Can you reproduce the lines below with "x-tick-label" replaced by "category-label" wherever it appears, leaving everything else unchanged?

======== Material provided ========

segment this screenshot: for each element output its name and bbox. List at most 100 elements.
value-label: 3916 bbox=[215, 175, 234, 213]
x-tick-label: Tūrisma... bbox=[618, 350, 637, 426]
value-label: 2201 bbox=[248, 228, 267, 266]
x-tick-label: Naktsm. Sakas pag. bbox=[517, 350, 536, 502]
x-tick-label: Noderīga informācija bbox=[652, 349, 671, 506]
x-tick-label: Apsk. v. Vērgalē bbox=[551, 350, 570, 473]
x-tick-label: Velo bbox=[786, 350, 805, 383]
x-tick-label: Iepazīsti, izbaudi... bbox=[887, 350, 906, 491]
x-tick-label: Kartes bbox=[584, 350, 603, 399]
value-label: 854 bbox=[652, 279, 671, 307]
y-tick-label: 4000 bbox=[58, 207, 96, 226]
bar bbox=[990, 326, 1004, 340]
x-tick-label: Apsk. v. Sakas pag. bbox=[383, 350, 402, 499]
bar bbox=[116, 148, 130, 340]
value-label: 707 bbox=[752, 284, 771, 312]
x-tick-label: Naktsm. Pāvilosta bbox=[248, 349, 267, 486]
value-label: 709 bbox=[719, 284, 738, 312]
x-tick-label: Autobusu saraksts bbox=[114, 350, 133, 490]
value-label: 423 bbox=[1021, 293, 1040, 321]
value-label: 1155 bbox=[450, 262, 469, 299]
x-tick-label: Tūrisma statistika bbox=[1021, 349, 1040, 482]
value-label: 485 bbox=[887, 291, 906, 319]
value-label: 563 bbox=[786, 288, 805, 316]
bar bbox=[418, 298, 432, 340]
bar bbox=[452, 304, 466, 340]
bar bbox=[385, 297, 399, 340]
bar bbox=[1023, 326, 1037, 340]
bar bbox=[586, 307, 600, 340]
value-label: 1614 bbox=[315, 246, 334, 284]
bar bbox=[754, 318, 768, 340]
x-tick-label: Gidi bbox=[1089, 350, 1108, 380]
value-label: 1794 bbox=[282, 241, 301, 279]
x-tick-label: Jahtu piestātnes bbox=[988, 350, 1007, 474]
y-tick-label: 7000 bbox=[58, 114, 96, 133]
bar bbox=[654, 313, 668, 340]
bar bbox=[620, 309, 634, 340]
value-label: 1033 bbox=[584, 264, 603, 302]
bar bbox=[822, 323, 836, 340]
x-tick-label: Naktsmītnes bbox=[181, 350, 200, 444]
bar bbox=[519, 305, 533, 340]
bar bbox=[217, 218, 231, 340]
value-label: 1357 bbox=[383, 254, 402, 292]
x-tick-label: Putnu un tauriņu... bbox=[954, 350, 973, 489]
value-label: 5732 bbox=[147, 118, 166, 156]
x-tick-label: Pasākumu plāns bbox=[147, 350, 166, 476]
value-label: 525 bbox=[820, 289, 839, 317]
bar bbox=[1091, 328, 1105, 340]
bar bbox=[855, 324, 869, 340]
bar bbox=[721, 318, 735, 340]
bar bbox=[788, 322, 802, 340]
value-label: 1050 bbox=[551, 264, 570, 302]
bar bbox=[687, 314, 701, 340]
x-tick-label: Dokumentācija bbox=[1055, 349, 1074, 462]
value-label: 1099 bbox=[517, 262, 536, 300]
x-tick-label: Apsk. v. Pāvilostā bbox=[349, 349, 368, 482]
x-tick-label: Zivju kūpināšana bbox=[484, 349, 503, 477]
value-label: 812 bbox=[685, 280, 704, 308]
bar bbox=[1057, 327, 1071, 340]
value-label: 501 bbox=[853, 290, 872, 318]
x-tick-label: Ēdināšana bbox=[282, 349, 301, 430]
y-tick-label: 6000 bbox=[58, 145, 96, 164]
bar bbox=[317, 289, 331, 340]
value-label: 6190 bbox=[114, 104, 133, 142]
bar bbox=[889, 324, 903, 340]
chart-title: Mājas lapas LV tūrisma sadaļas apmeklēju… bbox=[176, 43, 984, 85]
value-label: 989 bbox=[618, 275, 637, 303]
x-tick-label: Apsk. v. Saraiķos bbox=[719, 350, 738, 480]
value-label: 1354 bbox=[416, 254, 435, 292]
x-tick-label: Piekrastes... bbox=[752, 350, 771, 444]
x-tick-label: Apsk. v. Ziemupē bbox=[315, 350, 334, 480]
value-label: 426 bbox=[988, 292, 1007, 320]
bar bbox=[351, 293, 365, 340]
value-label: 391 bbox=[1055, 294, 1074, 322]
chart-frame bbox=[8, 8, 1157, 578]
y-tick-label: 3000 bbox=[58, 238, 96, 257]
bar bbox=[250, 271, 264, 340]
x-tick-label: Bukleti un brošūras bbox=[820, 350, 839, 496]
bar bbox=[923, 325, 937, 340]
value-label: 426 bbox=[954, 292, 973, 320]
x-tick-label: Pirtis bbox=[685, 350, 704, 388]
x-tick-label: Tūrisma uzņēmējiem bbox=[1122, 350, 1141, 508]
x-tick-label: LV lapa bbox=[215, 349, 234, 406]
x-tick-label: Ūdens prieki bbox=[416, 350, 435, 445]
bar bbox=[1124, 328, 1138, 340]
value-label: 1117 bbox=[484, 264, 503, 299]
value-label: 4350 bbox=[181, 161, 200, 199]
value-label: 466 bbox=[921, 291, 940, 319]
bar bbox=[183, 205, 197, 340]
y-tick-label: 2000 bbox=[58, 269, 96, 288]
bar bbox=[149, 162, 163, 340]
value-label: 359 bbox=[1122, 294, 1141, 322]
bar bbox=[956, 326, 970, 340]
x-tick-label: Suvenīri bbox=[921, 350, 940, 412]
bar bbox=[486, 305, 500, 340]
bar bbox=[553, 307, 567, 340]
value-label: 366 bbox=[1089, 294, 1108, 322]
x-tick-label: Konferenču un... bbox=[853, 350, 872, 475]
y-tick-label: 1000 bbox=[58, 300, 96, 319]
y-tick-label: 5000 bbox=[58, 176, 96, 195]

========

Reply to the task:
segment this screenshot: for each element output its name and bbox. List at most 100 elements.
value-label: 3916 bbox=[215, 175, 234, 213]
category-label: Tūrisma... bbox=[618, 350, 637, 426]
value-label: 2201 bbox=[248, 228, 267, 266]
category-label: Naktsm. Sakas pag. bbox=[517, 350, 536, 502]
category-label: Noderīga informācija bbox=[652, 349, 671, 506]
category-label: Apsk. v. Vērgalē bbox=[551, 350, 570, 473]
category-label: Velo bbox=[786, 350, 805, 383]
category-label: Iepazīsti, izbaudi... bbox=[887, 350, 906, 491]
category-label: Kartes bbox=[584, 350, 603, 399]
value-label: 854 bbox=[652, 279, 671, 307]
y-tick-label: 4000 bbox=[58, 207, 96, 226]
bar bbox=[990, 326, 1004, 340]
category-label: Apsk. v. Sakas pag. bbox=[383, 350, 402, 499]
bar bbox=[116, 148, 130, 340]
value-label: 707 bbox=[752, 284, 771, 312]
category-label: Naktsm. Pāvilosta bbox=[248, 349, 267, 486]
value-label: 709 bbox=[719, 284, 738, 312]
category-label: Autobusu saraksts bbox=[114, 350, 133, 490]
value-label: 423 bbox=[1021, 293, 1040, 321]
value-label: 1155 bbox=[450, 262, 469, 299]
category-label: Tūrisma statistika bbox=[1021, 349, 1040, 482]
value-label: 485 bbox=[887, 291, 906, 319]
value-label: 563 bbox=[786, 288, 805, 316]
bar bbox=[418, 298, 432, 340]
bar bbox=[452, 304, 466, 340]
bar bbox=[385, 297, 399, 340]
bar bbox=[1023, 326, 1037, 340]
bar bbox=[586, 307, 600, 340]
value-label: 1614 bbox=[315, 246, 334, 284]
bar bbox=[754, 318, 768, 340]
category-label: Gidi bbox=[1089, 350, 1108, 380]
value-label: 1794 bbox=[282, 241, 301, 279]
category-label: Jahtu piestātnes bbox=[988, 350, 1007, 474]
y-tick-label: 7000 bbox=[58, 114, 96, 133]
bar bbox=[654, 313, 668, 340]
bar bbox=[620, 309, 634, 340]
value-label: 1033 bbox=[584, 264, 603, 302]
bar bbox=[822, 323, 836, 340]
category-label: Naktsmītnes bbox=[181, 350, 200, 444]
bar bbox=[519, 305, 533, 340]
bar bbox=[217, 218, 231, 340]
value-label: 1357 bbox=[383, 254, 402, 292]
category-label: Putnu un tauriņu... bbox=[954, 350, 973, 489]
value-label: 5732 bbox=[147, 118, 166, 156]
category-label: Pasākumu plāns bbox=[147, 350, 166, 476]
value-label: 525 bbox=[820, 289, 839, 317]
bar bbox=[1091, 328, 1105, 340]
bar bbox=[855, 324, 869, 340]
bar bbox=[721, 318, 735, 340]
bar bbox=[788, 322, 802, 340]
value-label: 1050 bbox=[551, 264, 570, 302]
bar bbox=[687, 314, 701, 340]
category-label: Dokumentācija bbox=[1055, 349, 1074, 462]
value-label: 1099 bbox=[517, 262, 536, 300]
category-label: Apsk. v. Pāvilostā bbox=[349, 349, 368, 482]
category-label: Zivju kūpināšana bbox=[484, 349, 503, 477]
value-label: 812 bbox=[685, 280, 704, 308]
bar bbox=[1057, 327, 1071, 340]
value-label: 501 bbox=[853, 290, 872, 318]
category-label: Ēdināšana bbox=[282, 349, 301, 430]
y-tick-label: 6000 bbox=[58, 145, 96, 164]
bar bbox=[317, 289, 331, 340]
value-label: 6190 bbox=[114, 104, 133, 142]
bar bbox=[889, 324, 903, 340]
chart-title: Mājas lapas LV tūrisma sadaļas apmeklēju… bbox=[176, 43, 984, 85]
value-label: 989 bbox=[618, 275, 637, 303]
category-label: Apsk. v. Saraiķos bbox=[719, 350, 738, 480]
value-label: 1354 bbox=[416, 254, 435, 292]
category-label: Piekrastes... bbox=[752, 350, 771, 444]
category-label: Apsk. v. Ziemupē bbox=[315, 350, 334, 480]
value-label: 426 bbox=[988, 292, 1007, 320]
bar bbox=[351, 293, 365, 340]
value-label: 391 bbox=[1055, 294, 1074, 322]
chart-frame bbox=[8, 8, 1157, 578]
y-tick-label: 3000 bbox=[58, 238, 96, 257]
bar bbox=[250, 271, 264, 340]
category-label: Bukleti un brošūras bbox=[820, 350, 839, 496]
bar bbox=[923, 325, 937, 340]
value-label: 426 bbox=[954, 292, 973, 320]
category-label: Pirtis bbox=[685, 350, 704, 388]
category-label: Tūrisma uzņēmējiem bbox=[1122, 350, 1141, 508]
category-label: LV lapa bbox=[215, 349, 234, 406]
category-label: Ūdens prieki bbox=[416, 350, 435, 445]
bar bbox=[1124, 328, 1138, 340]
value-label: 1117 bbox=[484, 264, 503, 299]
value-label: 4350 bbox=[181, 161, 200, 199]
value-label: 466 bbox=[921, 291, 940, 319]
bar bbox=[183, 205, 197, 340]
y-tick-label: 2000 bbox=[58, 269, 96, 288]
bar bbox=[149, 162, 163, 340]
value-label: 359 bbox=[1122, 294, 1141, 322]
bar bbox=[956, 326, 970, 340]
category-label: Suvenīri bbox=[921, 350, 940, 412]
bar bbox=[486, 305, 500, 340]
bar bbox=[553, 307, 567, 340]
value-label: 366 bbox=[1089, 294, 1108, 322]
category-label: Konferenču un... bbox=[853, 350, 872, 475]
y-tick-label: 1000 bbox=[58, 300, 96, 319]
y-tick-label: 5000 bbox=[58, 176, 96, 195]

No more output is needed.